[Extracted data entries]
--- Begin ---
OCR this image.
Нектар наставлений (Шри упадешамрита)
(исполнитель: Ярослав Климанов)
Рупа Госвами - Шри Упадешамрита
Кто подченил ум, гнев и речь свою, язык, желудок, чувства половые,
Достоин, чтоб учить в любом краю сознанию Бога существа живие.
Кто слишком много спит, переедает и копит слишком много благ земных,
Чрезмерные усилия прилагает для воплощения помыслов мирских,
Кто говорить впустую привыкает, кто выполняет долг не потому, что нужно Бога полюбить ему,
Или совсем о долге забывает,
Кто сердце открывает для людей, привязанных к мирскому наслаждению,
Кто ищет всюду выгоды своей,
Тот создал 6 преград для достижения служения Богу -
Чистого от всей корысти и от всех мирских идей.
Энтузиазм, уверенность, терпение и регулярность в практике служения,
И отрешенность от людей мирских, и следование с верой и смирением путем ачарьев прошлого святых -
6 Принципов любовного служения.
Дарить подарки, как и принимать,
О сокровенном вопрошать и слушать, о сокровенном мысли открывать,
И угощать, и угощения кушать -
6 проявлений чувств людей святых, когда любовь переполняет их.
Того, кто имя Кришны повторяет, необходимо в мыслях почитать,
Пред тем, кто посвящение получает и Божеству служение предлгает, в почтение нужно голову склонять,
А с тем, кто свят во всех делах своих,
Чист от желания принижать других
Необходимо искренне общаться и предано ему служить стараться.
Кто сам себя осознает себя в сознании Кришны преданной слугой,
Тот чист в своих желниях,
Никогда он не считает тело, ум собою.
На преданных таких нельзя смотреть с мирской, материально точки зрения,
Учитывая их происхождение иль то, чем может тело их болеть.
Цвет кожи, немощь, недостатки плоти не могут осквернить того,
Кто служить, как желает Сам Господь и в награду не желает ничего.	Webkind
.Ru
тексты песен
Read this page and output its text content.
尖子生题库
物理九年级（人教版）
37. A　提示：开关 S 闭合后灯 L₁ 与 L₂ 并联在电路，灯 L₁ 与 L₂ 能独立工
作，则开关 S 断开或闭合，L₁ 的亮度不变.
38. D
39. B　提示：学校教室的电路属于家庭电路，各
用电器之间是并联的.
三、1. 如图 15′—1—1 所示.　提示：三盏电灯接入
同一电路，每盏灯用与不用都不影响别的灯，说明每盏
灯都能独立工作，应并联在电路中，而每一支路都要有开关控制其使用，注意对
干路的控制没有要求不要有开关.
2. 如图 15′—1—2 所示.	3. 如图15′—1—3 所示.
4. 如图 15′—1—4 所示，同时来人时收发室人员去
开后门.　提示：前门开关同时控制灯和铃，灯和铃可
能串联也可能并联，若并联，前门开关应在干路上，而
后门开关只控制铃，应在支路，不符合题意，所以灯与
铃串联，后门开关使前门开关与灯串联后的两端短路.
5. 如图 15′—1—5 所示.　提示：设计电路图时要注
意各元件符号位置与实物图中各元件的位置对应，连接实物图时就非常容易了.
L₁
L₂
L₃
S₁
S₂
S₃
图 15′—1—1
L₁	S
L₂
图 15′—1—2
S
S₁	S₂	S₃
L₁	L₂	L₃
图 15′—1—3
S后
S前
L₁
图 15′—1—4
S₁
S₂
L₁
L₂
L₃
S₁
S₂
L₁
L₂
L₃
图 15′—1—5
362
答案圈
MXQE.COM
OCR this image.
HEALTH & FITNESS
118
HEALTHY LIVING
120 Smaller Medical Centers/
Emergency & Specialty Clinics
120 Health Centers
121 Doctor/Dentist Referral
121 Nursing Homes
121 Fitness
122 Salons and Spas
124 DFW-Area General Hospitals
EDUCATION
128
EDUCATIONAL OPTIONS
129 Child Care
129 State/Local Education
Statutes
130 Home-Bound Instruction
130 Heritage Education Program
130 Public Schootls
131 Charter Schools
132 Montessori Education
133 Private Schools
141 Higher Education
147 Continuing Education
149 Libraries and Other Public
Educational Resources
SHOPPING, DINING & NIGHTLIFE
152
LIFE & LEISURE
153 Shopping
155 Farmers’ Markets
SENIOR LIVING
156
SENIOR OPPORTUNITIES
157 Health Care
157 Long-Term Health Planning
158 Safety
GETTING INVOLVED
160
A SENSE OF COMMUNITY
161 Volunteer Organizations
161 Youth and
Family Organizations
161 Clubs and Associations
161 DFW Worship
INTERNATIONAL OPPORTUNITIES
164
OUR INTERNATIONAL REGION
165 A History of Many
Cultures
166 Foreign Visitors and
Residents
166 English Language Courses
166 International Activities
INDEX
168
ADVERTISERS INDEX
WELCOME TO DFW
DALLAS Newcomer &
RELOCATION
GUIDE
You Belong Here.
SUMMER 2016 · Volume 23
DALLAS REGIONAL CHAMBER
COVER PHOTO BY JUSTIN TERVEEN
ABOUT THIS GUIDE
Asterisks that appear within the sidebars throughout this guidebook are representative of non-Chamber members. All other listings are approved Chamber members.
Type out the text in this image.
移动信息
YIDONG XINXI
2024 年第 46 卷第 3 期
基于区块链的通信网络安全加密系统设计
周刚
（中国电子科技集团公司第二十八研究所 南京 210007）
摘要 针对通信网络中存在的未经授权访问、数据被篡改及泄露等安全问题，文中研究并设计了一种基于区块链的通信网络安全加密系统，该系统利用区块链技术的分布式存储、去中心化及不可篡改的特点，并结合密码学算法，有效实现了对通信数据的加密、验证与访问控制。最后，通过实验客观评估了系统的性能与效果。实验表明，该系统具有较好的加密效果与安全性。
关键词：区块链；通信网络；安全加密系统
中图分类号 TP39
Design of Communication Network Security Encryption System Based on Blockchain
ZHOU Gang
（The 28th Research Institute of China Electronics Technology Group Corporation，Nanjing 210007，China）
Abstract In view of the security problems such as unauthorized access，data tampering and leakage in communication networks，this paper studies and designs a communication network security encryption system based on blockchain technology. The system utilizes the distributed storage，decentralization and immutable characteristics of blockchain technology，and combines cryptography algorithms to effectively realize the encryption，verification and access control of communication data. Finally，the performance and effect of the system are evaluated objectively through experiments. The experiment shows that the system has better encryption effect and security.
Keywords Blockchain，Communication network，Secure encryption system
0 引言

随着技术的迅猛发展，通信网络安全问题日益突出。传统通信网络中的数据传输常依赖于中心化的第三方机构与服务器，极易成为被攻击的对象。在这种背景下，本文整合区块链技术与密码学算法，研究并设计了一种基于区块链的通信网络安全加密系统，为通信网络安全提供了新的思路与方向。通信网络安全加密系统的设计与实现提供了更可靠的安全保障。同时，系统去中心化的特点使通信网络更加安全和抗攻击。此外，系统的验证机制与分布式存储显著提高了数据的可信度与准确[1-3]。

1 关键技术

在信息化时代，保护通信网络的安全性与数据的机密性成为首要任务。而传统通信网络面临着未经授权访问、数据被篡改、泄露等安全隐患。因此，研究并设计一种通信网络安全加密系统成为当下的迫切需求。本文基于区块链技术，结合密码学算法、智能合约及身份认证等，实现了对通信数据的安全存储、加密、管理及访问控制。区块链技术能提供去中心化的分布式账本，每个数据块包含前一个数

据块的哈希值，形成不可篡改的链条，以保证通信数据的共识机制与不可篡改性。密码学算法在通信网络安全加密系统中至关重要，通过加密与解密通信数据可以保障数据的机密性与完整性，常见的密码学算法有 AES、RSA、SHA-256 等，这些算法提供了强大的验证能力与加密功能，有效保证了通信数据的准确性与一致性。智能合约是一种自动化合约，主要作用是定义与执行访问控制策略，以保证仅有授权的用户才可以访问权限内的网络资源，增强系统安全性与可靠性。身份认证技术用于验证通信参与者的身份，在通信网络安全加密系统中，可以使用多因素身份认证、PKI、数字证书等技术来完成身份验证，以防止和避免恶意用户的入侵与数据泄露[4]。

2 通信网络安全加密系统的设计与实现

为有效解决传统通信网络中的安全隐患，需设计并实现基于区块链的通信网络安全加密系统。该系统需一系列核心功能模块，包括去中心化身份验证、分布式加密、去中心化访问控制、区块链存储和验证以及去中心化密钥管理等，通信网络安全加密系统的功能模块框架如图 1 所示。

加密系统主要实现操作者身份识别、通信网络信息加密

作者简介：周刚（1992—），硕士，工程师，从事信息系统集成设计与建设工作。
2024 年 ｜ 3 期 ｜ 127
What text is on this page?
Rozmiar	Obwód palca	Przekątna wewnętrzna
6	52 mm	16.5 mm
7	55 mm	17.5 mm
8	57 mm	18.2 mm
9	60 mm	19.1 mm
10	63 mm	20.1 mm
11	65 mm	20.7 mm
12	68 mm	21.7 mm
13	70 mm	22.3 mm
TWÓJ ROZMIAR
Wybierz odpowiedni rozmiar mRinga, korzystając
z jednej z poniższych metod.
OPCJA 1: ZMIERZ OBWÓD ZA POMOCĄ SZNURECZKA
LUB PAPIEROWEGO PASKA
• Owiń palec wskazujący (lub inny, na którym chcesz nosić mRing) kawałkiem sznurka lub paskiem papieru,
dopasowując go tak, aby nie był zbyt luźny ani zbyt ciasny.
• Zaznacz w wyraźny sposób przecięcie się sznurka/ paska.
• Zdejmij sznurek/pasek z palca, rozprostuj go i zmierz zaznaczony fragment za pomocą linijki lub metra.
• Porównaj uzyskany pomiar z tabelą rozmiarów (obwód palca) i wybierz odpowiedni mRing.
--- End ---
__DIRECTIONS FOR THIS TASK__: Look through the records and gather every line containing "нужно".

__WRITTEN SOLUTION__:
Кто говорить впустую привыкает, кто выполняет долг не потому, что нужно Бога полюбить ему,
Пред тем, кто посвящение получает и Божеству служение предлгает, в почтение нужно голову склонять,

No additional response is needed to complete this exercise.